• [EXERCISE]
Records follow. Pull out every line that contains "niet".
>> BEGIN DATA LISTING
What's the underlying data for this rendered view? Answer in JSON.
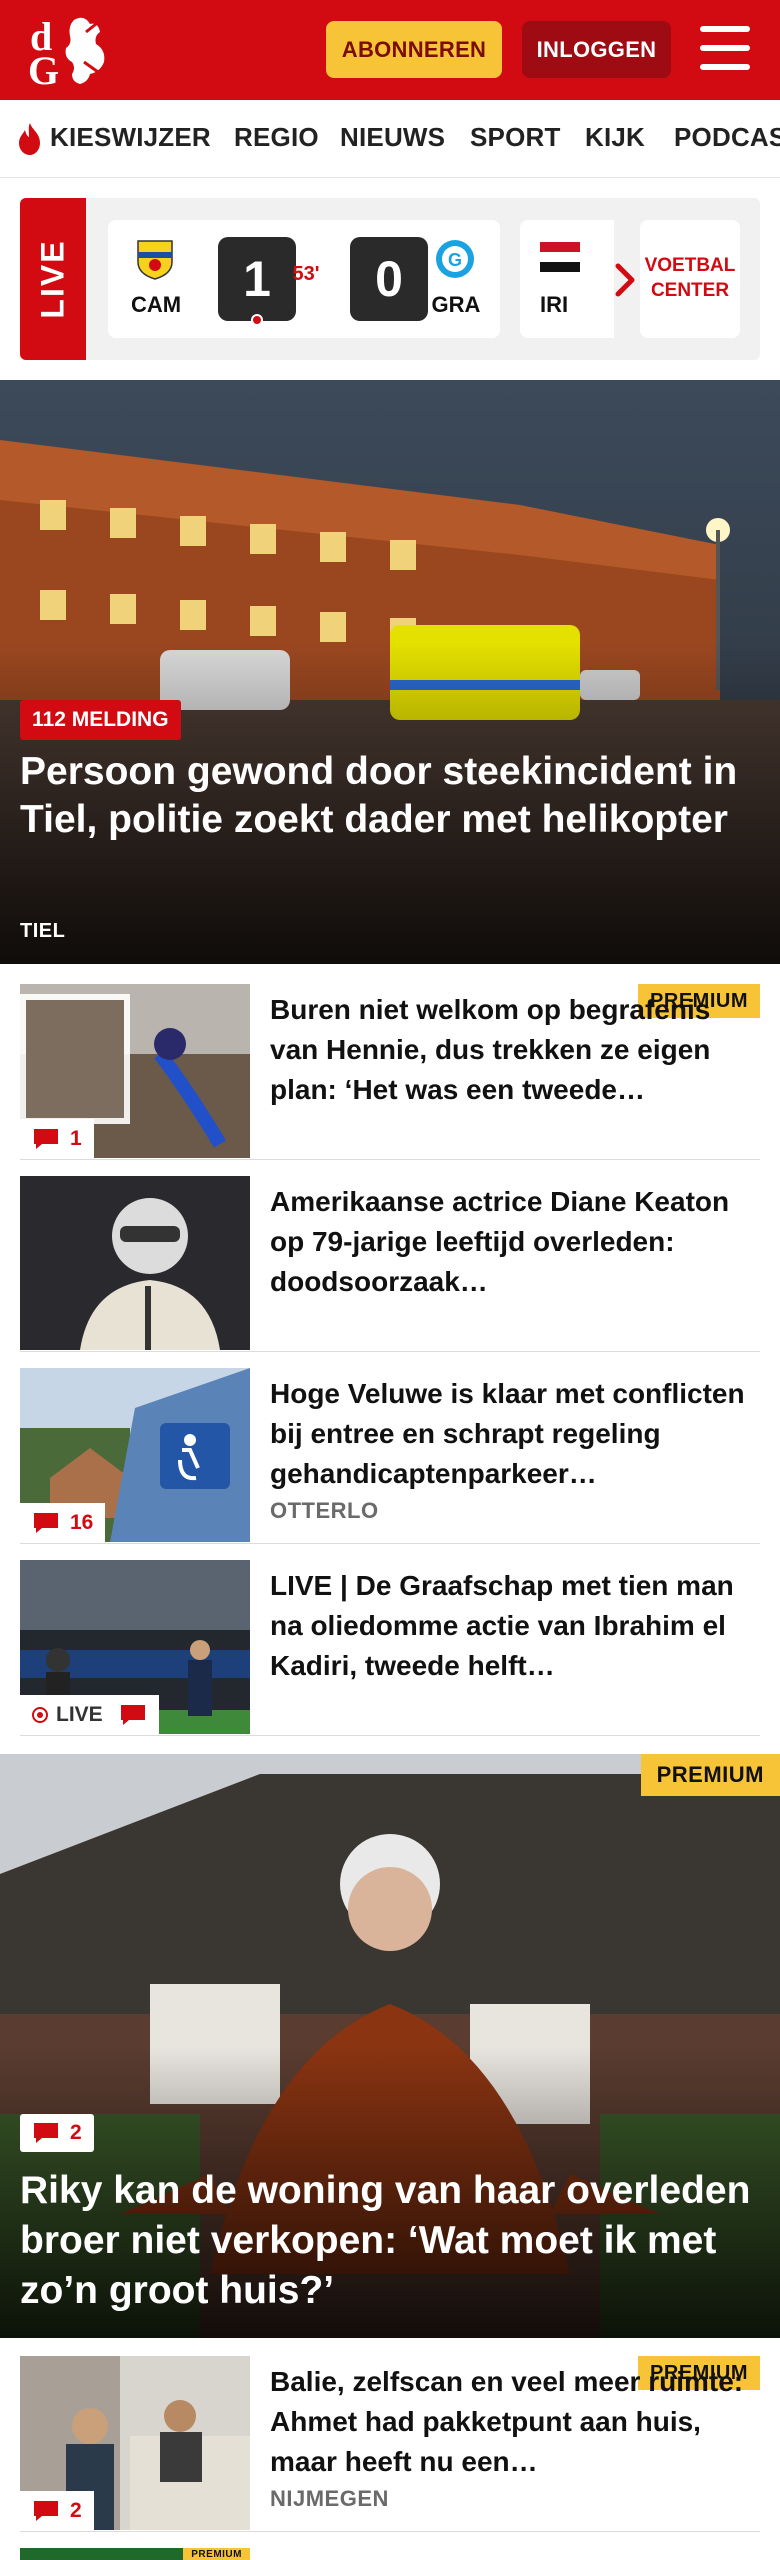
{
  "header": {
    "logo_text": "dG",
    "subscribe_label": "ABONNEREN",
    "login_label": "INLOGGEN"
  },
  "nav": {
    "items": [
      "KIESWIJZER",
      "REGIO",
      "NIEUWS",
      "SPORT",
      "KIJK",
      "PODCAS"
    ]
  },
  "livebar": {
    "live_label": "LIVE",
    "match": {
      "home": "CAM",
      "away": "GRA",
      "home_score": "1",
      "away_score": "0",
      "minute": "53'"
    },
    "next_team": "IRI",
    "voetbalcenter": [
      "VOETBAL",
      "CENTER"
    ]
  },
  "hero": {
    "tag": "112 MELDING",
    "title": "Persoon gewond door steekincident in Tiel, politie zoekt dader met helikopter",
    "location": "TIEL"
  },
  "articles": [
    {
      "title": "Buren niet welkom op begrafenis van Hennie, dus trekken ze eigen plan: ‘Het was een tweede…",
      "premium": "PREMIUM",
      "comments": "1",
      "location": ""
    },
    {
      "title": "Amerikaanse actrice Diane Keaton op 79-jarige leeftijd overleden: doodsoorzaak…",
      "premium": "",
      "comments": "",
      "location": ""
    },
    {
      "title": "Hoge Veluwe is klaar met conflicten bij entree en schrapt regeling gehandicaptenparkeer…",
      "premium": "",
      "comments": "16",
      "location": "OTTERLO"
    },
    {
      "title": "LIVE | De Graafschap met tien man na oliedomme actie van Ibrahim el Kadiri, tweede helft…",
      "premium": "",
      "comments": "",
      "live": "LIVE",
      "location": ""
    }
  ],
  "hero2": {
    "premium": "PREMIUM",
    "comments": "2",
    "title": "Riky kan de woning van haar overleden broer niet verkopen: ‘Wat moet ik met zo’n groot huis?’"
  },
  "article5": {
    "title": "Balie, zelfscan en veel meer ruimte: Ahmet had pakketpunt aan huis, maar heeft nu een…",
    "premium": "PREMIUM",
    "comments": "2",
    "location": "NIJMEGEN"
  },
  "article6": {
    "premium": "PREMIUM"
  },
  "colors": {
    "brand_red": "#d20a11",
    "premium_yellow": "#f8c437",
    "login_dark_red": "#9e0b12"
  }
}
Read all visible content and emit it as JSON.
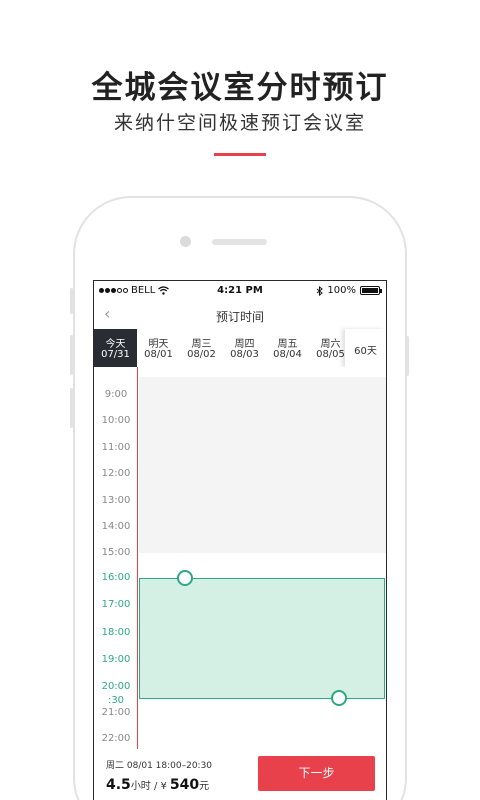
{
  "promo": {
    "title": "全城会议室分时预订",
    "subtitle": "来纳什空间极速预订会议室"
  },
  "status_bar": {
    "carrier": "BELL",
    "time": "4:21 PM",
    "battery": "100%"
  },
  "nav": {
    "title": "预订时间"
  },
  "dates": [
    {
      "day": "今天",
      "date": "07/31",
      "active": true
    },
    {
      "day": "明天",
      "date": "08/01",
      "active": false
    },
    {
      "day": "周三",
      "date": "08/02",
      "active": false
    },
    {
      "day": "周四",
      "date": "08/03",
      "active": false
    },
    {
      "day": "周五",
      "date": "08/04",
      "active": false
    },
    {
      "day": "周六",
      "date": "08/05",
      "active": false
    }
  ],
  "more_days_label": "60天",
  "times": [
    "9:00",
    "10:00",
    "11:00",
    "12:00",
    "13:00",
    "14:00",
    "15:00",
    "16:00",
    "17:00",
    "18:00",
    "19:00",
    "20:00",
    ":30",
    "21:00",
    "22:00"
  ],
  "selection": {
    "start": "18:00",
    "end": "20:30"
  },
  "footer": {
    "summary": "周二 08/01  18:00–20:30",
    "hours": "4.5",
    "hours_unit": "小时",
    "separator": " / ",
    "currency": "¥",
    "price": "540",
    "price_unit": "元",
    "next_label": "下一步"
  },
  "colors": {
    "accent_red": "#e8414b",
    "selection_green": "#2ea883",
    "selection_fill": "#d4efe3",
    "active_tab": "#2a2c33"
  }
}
>> END DATA LISTING
• [OUTPUT OF THE EXERCISE]
      "title": "Buren niet welkom op begrafenis van Hennie, dus trekken ze eigen plan: ‘Het was een tweede…",
    "title": "Riky kan de woning van haar overleden broer niet verkopen: ‘Wat moet ik met zo’n groot huis?’"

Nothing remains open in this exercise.